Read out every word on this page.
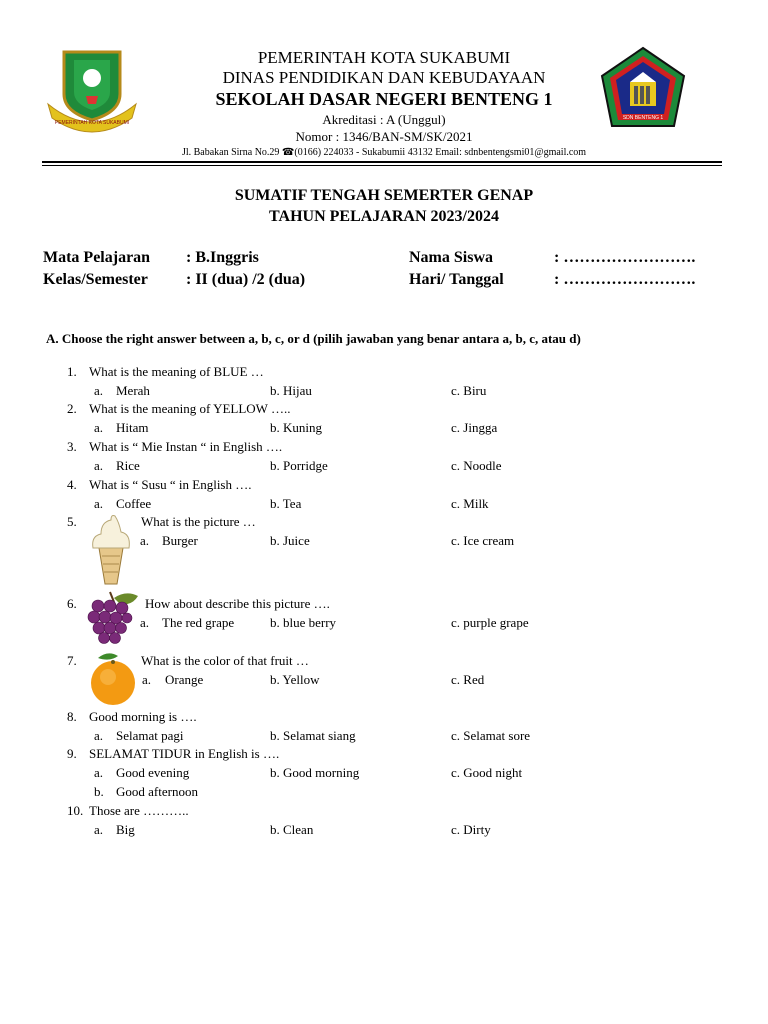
PEMERINTAH KOTA SUKABUMI
SDN BENTENG 1
PEMERINTAH KOTA SUKABUMI
DINAS PENDIDIKAN DAN KEBUDAYAAN
SEKOLAH DASAR NEGERI BENTENG 1
Akreditasi : A (Unggul)
Nomor : 1346/BAN-SM/SK/2021
Jl. Babakan Sirna No.29 ☎(0166) 224033 - Sukabumii 43132 Email: sdnbentengsmi01@gmail.com
SUMATIF TENGAH SEMERTER GENAP
TAHUN PELAJARAN 2023/2024
Mata Pelajaran : B.Inggris
Kelas/Semester : II (dua) /2 (dua)
Nama Siswa	: …………………….
Hari/ Tanggal	: …………………….
A. Choose the right answer between a, b, c, or d (pilih jawaban yang benar antara a, b, c, atau d)
1. What is the meaning of BLUE …
a. Merah	b. Hijau	c. Biru
2. What is the meaning of YELLOW …..
a. Hitam	b. Kuning	c. Jingga
3. What is “ Mie Instan “ in English ….
a. Rice	b. Porridge	c. Noodle
4. What is “ Susu “ in English ….
a. Coffee	b. Tea	c. Milk
5.	What is the picture …
a. Burger	b. Juice	c. Ice cream
6.	How about describe this picture ….
a. The red grape	b. blue berry	c. purple grape
7.	What is the color of that fruit …
a. Orange	b. Yellow	c. Red
8. Good morning is ….
a. Selamat pagi	b. Selamat siang	c. Selamat sore
9. SELAMAT TIDUR in English is ….
a. Good evening	b. Good morning	c. Good night
b. Good afternoon
10. Those are ………..
a. Big	b. Clean	c. Dirty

--*--

Stated goal
Above are the records; reproduce them exactly and leave out the pictures.

Exercise result
Read out every word on this page.
PEMERINTAH KOTA SUKABUMI
SDN BENTENG 1
PEMERINTAH KOTA SUKABUMI
DINAS PENDIDIKAN DAN KEBUDAYAAN
SEKOLAH DASAR NEGERI BENTENG 1
Akreditasi : A (Unggul)
Nomor : 1346/BAN-SM/SK/2021
Jl. Babakan Sirna No.29 ☎(0166) 224033 - Sukabumii 43132 Email: sdnbentengsmi01@gmail.com
SUMATIF TENGAH SEMERTER GENAP
TAHUN PELAJARAN 2023/2024
Mata Pelajaran : B.Inggris
Kelas/Semester : II (dua) /2 (dua)
Nama Siswa	: …………………….
Hari/ Tanggal	: …………………….
A. Choose the right answer between a, b, c, or d (pilih jawaban yang benar antara a, b, c, atau d)
1. What is the meaning of BLUE …
a. Merah	b. Hijau	c. Biru
2. What is the meaning of YELLOW …..
a. Hitam	b. Kuning	c. Jingga
3. What is “ Mie Instan “ in English ….
a. Rice	b. Porridge	c. Noodle
4. What is “ Susu “ in English ….
a. Coffee	b. Tea	c. Milk
5.	What is the picture …
a. Burger	b. Juice	c. Ice cream
6.	How about describe this picture ….
a. The red grape	b. blue berry	c. purple grape
7.	What is the color of that fruit …
a. Orange	b. Yellow	c. Red
8. Good morning is ….
a. Selamat pagi	b. Selamat siang	c. Selamat sore
9. SELAMAT TIDUR in English is ….
a. Good evening	b. Good morning	c. Good night
b. Good afternoon
10. Those are ………..
a. Big	b. Clean	c. Dirty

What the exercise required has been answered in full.